#### Problem requirements
Return every record exactly as written.

#### Data lines
☆ ☆ ☆ ☆

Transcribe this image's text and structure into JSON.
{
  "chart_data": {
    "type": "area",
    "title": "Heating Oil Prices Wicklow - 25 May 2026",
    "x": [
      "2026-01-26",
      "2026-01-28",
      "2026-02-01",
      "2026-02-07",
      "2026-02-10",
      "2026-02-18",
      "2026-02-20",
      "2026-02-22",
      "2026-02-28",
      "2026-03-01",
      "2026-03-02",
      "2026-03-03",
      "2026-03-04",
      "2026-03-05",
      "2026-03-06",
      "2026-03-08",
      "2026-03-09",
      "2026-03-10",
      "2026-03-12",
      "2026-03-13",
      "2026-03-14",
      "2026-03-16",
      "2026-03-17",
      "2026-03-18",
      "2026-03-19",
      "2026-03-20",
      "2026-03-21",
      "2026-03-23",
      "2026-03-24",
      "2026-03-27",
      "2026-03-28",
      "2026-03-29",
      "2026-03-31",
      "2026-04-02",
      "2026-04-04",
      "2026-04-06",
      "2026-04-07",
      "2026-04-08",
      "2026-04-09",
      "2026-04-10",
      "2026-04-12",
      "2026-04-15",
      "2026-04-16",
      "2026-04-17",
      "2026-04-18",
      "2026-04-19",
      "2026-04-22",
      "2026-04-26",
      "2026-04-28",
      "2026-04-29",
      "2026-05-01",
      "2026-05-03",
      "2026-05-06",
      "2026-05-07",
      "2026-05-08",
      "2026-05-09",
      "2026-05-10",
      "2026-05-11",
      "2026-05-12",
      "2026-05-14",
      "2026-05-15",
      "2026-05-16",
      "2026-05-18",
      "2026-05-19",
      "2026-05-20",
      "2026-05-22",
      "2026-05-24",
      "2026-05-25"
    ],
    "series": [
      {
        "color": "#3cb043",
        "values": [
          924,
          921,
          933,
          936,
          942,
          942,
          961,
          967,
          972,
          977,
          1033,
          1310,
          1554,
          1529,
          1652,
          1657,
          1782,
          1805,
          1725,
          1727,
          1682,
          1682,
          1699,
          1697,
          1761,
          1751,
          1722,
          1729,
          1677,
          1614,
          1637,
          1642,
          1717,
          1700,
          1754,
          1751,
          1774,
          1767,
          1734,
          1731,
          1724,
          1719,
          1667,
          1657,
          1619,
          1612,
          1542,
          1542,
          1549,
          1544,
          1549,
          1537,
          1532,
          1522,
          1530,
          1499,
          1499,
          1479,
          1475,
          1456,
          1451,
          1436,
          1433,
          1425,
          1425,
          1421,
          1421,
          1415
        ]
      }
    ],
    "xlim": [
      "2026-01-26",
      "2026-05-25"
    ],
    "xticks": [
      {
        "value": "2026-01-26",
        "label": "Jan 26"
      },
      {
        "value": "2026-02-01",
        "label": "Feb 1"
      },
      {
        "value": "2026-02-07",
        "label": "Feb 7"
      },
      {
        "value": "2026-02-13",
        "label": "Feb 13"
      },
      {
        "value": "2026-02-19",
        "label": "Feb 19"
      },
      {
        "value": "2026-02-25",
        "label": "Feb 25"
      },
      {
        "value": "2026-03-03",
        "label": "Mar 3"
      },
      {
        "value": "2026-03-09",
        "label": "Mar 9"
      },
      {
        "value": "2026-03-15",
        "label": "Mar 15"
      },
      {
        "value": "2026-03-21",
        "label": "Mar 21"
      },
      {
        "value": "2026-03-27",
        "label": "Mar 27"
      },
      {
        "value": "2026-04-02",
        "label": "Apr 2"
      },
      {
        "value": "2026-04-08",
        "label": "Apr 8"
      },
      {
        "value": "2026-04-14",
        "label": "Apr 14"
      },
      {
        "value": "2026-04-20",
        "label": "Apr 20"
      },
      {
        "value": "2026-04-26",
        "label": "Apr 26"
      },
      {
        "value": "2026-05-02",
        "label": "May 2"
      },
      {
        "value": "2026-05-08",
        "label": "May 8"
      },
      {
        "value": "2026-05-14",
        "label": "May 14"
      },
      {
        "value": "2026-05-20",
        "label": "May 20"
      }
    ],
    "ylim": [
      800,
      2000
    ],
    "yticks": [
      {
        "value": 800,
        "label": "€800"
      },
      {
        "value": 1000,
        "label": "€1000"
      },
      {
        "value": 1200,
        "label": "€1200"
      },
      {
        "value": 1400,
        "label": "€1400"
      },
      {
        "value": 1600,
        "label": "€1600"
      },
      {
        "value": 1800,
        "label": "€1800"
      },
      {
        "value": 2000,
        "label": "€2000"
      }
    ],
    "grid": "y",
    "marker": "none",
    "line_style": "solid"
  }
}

☆ ☆ ☆ ☆

#### Answer to the exercise
Transcribe this image's text and structure into JSON.
{
  "chart_data": {
    "type": "area",
    "title": "Heating Oil Prices Wicklow - 25 May 2026",
    "x": [
      "2026-01-26",
      "2026-01-28",
      "2026-02-01",
      "2026-02-07",
      "2026-02-10",
      "2026-02-18",
      "2026-02-20",
      "2026-02-22",
      "2026-02-28",
      "2026-03-01",
      "2026-03-02",
      "2026-03-03",
      "2026-03-04",
      "2026-03-05",
      "2026-03-06",
      "2026-03-08",
      "2026-03-09",
      "2026-03-10",
      "2026-03-12",
      "2026-03-13",
      "2026-03-14",
      "2026-03-16",
      "2026-03-17",
      "2026-03-18",
      "2026-03-19",
      "2026-03-20",
      "2026-03-21",
      "2026-03-23",
      "2026-03-24",
      "2026-03-27",
      "2026-03-28",
      "2026-03-29",
      "2026-03-31",
      "2026-04-02",
      "2026-04-04",
      "2026-04-06",
      "2026-04-07",
      "2026-04-08",
      "2026-04-09",
      "2026-04-10",
      "2026-04-12",
      "2026-04-15",
      "2026-04-16",
      "2026-04-17",
      "2026-04-18",
      "2026-04-19",
      "2026-04-22",
      "2026-04-26",
      "2026-04-28",
      "2026-04-29",
      "2026-05-01",
      "2026-05-03",
      "2026-05-06",
      "2026-05-07",
      "2026-05-08",
      "2026-05-09",
      "2026-05-10",
      "2026-05-11",
      "2026-05-12",
      "2026-05-14",
      "2026-05-15",
      "2026-05-16",
      "2026-05-18",
      "2026-05-19",
      "2026-05-20",
      "2026-05-22",
      "2026-05-24",
      "2026-05-25"
    ],
    "series": [
      {
        "color": "#3cb043",
        "values": [
          924,
          921,
          933,
          936,
          942,
          942,
          961,
          967,
          972,
          977,
          1033,
          1310,
          1554,
          1529,
          1652,
          1657,
          1782,
          1805,
          1725,
          1727,
          1682,
          1682,
          1699,
          1697,
          1761,
          1751,
          1722,
          1729,
          1677,
          1614,
          1637,
          1642,
          1717,
          1700,
          1754,
          1751,
          1774,
          1767,
          1734,
          1731,
          1724,
          1719,
          1667,
          1657,
          1619,
          1612,
          1542,
          1542,
          1549,
          1544,
          1549,
          1537,
          1532,
          1522,
          1530,
          1499,
          1499,
          1479,
          1475,
          1456,
          1451,
          1436,
          1433,
          1425,
          1425,
          1421,
          1421,
          1415
        ]
      }
    ],
    "xlim": [
      "2026-01-26",
      "2026-05-25"
    ],
    "xticks": [
      {
        "value": "2026-01-26",
        "label": "Jan 26"
      },
      {
        "value": "2026-02-01",
        "label": "Feb 1"
      },
      {
        "value": "2026-02-07",
        "label": "Feb 7"
      },
      {
        "value": "2026-02-13",
        "label": "Feb 13"
      },
      {
        "value": "2026-02-19",
        "label": "Feb 19"
      },
      {
        "value": "2026-02-25",
        "label": "Feb 25"
      },
      {
        "value": "2026-03-03",
        "label": "Mar 3"
      },
      {
        "value": "2026-03-09",
        "label": "Mar 9"
      },
      {
        "value": "2026-03-15",
        "label": "Mar 15"
      },
      {
        "value": "2026-03-21",
        "label": "Mar 21"
      },
      {
        "value": "2026-03-27",
        "label": "Mar 27"
      },
      {
        "value": "2026-04-02",
        "label": "Apr 2"
      },
      {
        "value": "2026-04-08",
        "label": "Apr 8"
      },
      {
        "value": "2026-04-14",
        "label": "Apr 14"
      },
      {
        "value": "2026-04-20",
        "label": "Apr 20"
      },
      {
        "value": "2026-04-26",
        "label": "Apr 26"
      },
      {
        "value": "2026-05-02",
        "label": "May 2"
      },
      {
        "value": "2026-05-08",
        "label": "May 8"
      },
      {
        "value": "2026-05-14",
        "label": "May 14"
      },
      {
        "value": "2026-05-20",
        "label": "May 20"
      }
    ],
    "ylim": [
      800,
      2000
    ],
    "yticks": [
      {
        "value": 800,
        "label": "€800"
      },
      {
        "value": 1000,
        "label": "€1000"
      },
      {
        "value": 1200,
        "label": "€1200"
      },
      {
        "value": 1400,
        "label": "€1400"
      },
      {
        "value": 1600,
        "label": "€1600"
      },
      {
        "value": 1800,
        "label": "€1800"
      },
      {
        "value": 2000,
        "label": "€2000"
      }
    ],
    "grid": "y",
    "marker": "none",
    "line_style": "solid"
  }
}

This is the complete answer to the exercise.